Exercise directions: Reproduce each of the entries below word for word, without changing anything.

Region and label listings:
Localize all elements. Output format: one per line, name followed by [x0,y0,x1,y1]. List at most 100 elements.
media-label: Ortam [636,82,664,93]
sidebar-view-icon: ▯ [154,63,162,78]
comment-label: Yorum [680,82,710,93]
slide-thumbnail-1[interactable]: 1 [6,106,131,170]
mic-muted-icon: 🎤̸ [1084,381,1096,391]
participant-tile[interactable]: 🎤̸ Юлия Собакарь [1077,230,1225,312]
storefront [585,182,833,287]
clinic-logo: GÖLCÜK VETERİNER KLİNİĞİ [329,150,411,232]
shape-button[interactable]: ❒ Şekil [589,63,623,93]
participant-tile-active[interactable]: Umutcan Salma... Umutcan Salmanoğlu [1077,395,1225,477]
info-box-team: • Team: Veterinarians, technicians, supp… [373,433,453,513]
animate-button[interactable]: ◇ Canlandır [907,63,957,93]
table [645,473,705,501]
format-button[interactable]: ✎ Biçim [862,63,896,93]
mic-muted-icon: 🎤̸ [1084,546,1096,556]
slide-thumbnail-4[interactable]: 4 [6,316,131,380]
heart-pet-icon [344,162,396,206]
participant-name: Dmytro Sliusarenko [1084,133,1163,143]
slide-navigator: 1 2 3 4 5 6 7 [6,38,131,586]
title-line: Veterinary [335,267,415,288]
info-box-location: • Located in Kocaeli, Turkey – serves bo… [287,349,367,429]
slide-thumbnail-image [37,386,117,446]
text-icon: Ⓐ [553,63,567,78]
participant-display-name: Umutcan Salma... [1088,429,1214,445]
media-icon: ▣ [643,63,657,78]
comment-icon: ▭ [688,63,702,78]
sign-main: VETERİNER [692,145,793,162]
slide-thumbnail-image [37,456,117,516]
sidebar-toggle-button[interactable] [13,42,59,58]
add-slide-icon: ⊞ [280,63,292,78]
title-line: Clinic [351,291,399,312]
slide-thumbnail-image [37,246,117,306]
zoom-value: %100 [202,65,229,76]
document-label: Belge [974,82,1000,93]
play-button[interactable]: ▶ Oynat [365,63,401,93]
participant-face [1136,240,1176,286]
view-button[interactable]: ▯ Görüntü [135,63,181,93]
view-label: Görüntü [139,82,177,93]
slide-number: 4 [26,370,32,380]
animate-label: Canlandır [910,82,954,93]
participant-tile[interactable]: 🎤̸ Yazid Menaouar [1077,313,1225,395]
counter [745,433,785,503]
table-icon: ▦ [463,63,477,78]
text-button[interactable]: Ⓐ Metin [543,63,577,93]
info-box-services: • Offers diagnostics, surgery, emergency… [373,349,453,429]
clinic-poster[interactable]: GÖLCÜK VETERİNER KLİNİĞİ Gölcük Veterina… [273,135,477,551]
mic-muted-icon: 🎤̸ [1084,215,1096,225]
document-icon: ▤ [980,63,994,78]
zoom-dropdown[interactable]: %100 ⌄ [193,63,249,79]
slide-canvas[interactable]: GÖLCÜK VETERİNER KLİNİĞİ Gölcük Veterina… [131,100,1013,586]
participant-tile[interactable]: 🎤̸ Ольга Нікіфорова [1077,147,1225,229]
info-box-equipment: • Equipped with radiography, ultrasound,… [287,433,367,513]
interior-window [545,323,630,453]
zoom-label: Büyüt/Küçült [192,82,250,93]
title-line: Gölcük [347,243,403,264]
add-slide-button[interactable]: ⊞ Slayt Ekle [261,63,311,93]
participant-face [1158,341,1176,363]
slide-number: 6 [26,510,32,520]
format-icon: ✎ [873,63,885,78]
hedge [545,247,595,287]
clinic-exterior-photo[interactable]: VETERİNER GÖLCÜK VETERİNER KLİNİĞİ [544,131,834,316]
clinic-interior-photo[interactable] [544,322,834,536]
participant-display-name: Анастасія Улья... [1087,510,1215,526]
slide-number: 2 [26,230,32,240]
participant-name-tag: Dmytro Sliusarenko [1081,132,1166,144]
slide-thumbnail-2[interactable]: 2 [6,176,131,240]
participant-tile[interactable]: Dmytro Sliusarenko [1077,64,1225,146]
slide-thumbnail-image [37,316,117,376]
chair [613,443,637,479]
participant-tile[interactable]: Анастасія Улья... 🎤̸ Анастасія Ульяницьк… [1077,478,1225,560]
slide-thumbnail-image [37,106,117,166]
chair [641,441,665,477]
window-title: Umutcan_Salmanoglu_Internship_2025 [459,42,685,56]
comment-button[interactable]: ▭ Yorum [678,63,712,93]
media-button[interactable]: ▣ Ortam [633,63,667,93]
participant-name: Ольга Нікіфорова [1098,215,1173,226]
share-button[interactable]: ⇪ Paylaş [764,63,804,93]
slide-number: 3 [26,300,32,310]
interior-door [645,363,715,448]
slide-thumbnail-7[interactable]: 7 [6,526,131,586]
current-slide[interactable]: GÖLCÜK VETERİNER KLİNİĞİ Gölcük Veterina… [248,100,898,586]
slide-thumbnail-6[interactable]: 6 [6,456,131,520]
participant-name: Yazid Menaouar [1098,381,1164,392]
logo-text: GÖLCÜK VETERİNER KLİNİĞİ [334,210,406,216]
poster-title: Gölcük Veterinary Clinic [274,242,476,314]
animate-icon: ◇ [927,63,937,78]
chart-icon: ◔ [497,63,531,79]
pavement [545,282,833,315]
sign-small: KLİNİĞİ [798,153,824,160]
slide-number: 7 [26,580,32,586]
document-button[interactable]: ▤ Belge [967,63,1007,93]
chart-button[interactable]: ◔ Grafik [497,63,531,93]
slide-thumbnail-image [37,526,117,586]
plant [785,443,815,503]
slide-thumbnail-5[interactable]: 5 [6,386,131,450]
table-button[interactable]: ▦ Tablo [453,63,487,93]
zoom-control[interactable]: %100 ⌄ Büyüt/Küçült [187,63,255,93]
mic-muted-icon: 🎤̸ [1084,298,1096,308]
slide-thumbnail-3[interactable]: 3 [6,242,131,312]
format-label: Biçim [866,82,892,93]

Output:
Localize all elements. Output format: one per line, name followed by [x0,y0,x1,y1]. List at most 100 elements.
media-label: Ortam [636,82,664,93]
sidebar-view-icon: ▯ [154,63,162,78]
comment-label: Yorum [680,82,710,93]
slide-thumbnail-1[interactable]: 1 [6,106,131,170]
mic-muted-icon: 🎤̸ [1084,381,1096,391]
participant-tile[interactable]: 🎤̸ Юлия Собакарь [1077,230,1225,312]
storefront [585,182,833,287]
clinic-logo: GÖLCÜK VETERİNER KLİNİĞİ [329,150,411,232]
shape-button[interactable]: ❒ Şekil [589,63,623,93]
participant-tile-active[interactable]: Umutcan Salma... Umutcan Salmanoğlu [1077,395,1225,477]
info-box-team: • Team: Veterinarians, technicians, supp… [373,433,453,513]
animate-button[interactable]: ◇ Canlandır [907,63,957,93]
table [645,473,705,501]
format-button[interactable]: ✎ Biçim [862,63,896,93]
mic-muted-icon: 🎤̸ [1084,546,1096,556]
slide-thumbnail-4[interactable]: 4 [6,316,131,380]
heart-pet-icon [344,162,396,206]
participant-name: Dmytro Sliusarenko [1084,133,1163,143]
slide-navigator: 1 2 3 4 5 6 7 [6,38,131,586]
title-line: Veterinary [335,267,415,288]
info-box-location: • Located in Kocaeli, Turkey – serves bo… [287,349,367,429]
slide-thumbnail-image [37,386,117,446]
text-icon: Ⓐ [553,63,567,78]
participant-display-name: Umutcan Salma... [1088,429,1214,445]
media-icon: ▣ [643,63,657,78]
comment-icon: ▭ [688,63,702,78]
sign-main: VETERİNER [692,145,793,162]
slide-thumbnail-image [37,456,117,516]
sidebar-toggle-button[interactable] [13,42,59,58]
add-slide-icon: ⊞ [280,63,292,78]
title-line: Clinic [351,291,399,312]
slide-thumbnail-image [37,246,117,306]
zoom-value: %100 [202,65,229,76]
document-label: Belge [974,82,1000,93]
play-button[interactable]: ▶ Oynat [365,63,401,93]
participant-face [1136,240,1176,286]
view-button[interactable]: ▯ Görüntü [135,63,181,93]
view-label: Görüntü [139,82,177,93]
slide-number: 4 [26,370,32,380]
animate-label: Canlandır [910,82,954,93]
participant-tile[interactable]: 🎤̸ Yazid Menaouar [1077,313,1225,395]
counter [745,433,785,503]
table-icon: ▦ [463,63,477,78]
text-button[interactable]: Ⓐ Metin [543,63,577,93]
info-box-services: • Offers diagnostics, surgery, emergency… [373,349,453,429]
clinic-poster[interactable]: GÖLCÜK VETERİNER KLİNİĞİ Gölcük Veterina… [273,135,477,551]
mic-muted-icon: 🎤̸ [1084,215,1096,225]
document-icon: ▤ [980,63,994,78]
zoom-dropdown[interactable]: %100 ⌄ [193,63,249,79]
slide-canvas[interactable]: GÖLCÜK VETERİNER KLİNİĞİ Gölcük Veterina… [131,100,1013,586]
participant-tile[interactable]: 🎤̸ Ольга Нікіфорова [1077,147,1225,229]
info-box-equipment: • Equipped with radiography, ultrasound,… [287,433,367,513]
interior-window [545,323,630,453]
zoom-label: Büyüt/Küçült [192,82,250,93]
title-line: Gölcük [347,243,403,264]
add-slide-button[interactable]: ⊞ Slayt Ekle [261,63,311,93]
participant-face [1158,341,1176,363]
slide-number: 6 [26,510,32,520]
format-icon: ✎ [873,63,885,78]
hedge [545,247,595,287]
clinic-exterior-photo[interactable]: VETERİNER GÖLCÜK VETERİNER KLİNİĞİ [544,131,834,316]
clinic-interior-photo[interactable] [544,322,834,536]
participant-display-name: Анастасія Улья... [1087,510,1215,526]
slide-number: 2 [26,230,32,240]
participant-name-tag: Dmytro Sliusarenko [1081,132,1166,144]
slide-thumbnail-2[interactable]: 2 [6,176,131,240]
participant-tile[interactable]: Dmytro Sliusarenko [1077,64,1225,146]
slide-thumbnail-image [37,316,117,376]
chair [613,443,637,479]
participant-tile[interactable]: Анастасія Улья... 🎤̸ Анастасія Ульяницьк… [1077,478,1225,560]
slide-thumbnail-image [37,106,117,166]
chair [641,441,665,477]
window-title: Umutcan_Salmanoglu_Internship_2025 [459,42,685,56]
comment-button[interactable]: ▭ Yorum [678,63,712,93]
media-button[interactable]: ▣ Ortam [633,63,667,93]
participant-name: Ольга Нікіфорова [1098,215,1173,226]
share-button[interactable]: ⇪ Paylaş [764,63,804,93]
slide-number: 3 [26,300,32,310]
interior-door [645,363,715,448]
slide-thumbnail-7[interactable]: 7 [6,526,131,586]
current-slide[interactable]: GÖLCÜK VETERİNER KLİNİĞİ Gölcük Veterina… [248,100,898,586]
slide-thumbnail-6[interactable]: 6 [6,456,131,520]
participant-name: Yazid Menaouar [1098,381,1164,392]
logo-text: GÖLCÜK VETERİNER KLİNİĞİ [334,210,406,216]
poster-title: Gölcük Veterinary Clinic [274,242,476,314]
animate-icon: ◇ [927,63,937,78]
chart-icon: ◔ [497,63,531,79]
pavement [545,282,833,315]
sign-small: KLİNİĞİ [798,153,824,160]
slide-number: 7 [26,580,32,586]
document-button[interactable]: ▤ Belge [967,63,1007,93]
chart-button[interactable]: ◔ Grafik [497,63,531,93]
slide-thumbnail-image [37,526,117,586]
plant [785,443,815,503]
slide-thumbnail-5[interactable]: 5 [6,386,131,450]
table-button[interactable]: ▦ Tablo [453,63,487,93]
zoom-control[interactable]: %100 ⌄ Büyüt/Küçült [187,63,255,93]
mic-muted-icon: 🎤̸ [1084,298,1096,308]
slide-thumbnail-3[interactable]: 3 [6,242,131,312]
format-label: Biçim [866,82,892,93]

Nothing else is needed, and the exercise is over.